* [What you have to do]
Isolate every line in the records below with "UNIT" in it.

== == ==

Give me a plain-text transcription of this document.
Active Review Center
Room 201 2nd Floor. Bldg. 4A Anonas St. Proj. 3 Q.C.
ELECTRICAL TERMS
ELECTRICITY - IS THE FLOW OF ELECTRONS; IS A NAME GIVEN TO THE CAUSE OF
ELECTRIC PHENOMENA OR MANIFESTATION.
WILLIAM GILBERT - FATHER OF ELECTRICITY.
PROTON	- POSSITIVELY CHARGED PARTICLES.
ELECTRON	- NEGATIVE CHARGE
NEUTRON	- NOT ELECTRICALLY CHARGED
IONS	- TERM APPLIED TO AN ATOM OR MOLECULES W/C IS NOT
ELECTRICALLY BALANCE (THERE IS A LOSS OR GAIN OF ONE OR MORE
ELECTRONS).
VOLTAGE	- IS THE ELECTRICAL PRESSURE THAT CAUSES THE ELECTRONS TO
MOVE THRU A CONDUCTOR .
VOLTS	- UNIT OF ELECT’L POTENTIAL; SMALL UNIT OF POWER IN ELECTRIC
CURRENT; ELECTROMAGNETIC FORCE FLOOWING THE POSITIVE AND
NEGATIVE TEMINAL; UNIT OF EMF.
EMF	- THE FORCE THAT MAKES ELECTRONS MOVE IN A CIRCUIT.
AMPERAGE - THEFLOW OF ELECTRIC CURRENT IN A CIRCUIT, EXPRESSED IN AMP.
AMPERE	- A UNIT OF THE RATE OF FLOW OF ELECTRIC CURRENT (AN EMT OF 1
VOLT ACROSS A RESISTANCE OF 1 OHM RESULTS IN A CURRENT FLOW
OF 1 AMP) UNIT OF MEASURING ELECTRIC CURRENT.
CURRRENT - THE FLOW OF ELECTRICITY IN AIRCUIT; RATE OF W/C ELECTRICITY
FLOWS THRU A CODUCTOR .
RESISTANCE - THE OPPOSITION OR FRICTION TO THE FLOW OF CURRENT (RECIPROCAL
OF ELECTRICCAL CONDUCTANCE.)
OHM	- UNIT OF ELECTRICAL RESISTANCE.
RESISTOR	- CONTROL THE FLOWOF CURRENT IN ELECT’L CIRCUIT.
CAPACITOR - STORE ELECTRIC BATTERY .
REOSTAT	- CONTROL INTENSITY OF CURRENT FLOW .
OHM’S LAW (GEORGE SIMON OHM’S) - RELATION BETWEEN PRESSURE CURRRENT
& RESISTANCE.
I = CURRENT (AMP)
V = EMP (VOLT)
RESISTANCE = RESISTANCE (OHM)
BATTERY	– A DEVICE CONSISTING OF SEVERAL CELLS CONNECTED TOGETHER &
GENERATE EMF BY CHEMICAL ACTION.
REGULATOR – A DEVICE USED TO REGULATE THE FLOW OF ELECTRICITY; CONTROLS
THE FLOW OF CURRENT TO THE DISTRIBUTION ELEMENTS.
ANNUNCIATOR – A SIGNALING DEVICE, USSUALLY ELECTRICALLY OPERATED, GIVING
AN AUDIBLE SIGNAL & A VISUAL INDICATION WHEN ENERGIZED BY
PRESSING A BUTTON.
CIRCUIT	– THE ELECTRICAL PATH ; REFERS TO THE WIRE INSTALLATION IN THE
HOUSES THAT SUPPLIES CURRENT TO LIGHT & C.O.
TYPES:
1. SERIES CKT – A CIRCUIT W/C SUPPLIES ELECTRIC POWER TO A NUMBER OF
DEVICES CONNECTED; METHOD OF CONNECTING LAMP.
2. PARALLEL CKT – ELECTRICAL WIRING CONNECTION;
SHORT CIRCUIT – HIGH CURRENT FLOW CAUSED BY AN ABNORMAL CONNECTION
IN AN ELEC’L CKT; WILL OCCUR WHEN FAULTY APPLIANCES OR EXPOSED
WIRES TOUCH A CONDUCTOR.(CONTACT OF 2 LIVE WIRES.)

== == ==

* [Solution below]
VOLTS	- UNIT OF ELECT’L POTENTIAL; SMALL UNIT OF POWER IN ELECTRIC
NEGATIVE TEMINAL; UNIT OF EMF.
AMPERE	- A UNIT OF THE RATE OF FLOW OF ELECTRIC CURRENT (AN EMT OF 1
OF 1 AMP) UNIT OF MEASURING ELECTRIC CURRENT.
OHM	- UNIT OF ELECTRICAL RESISTANCE.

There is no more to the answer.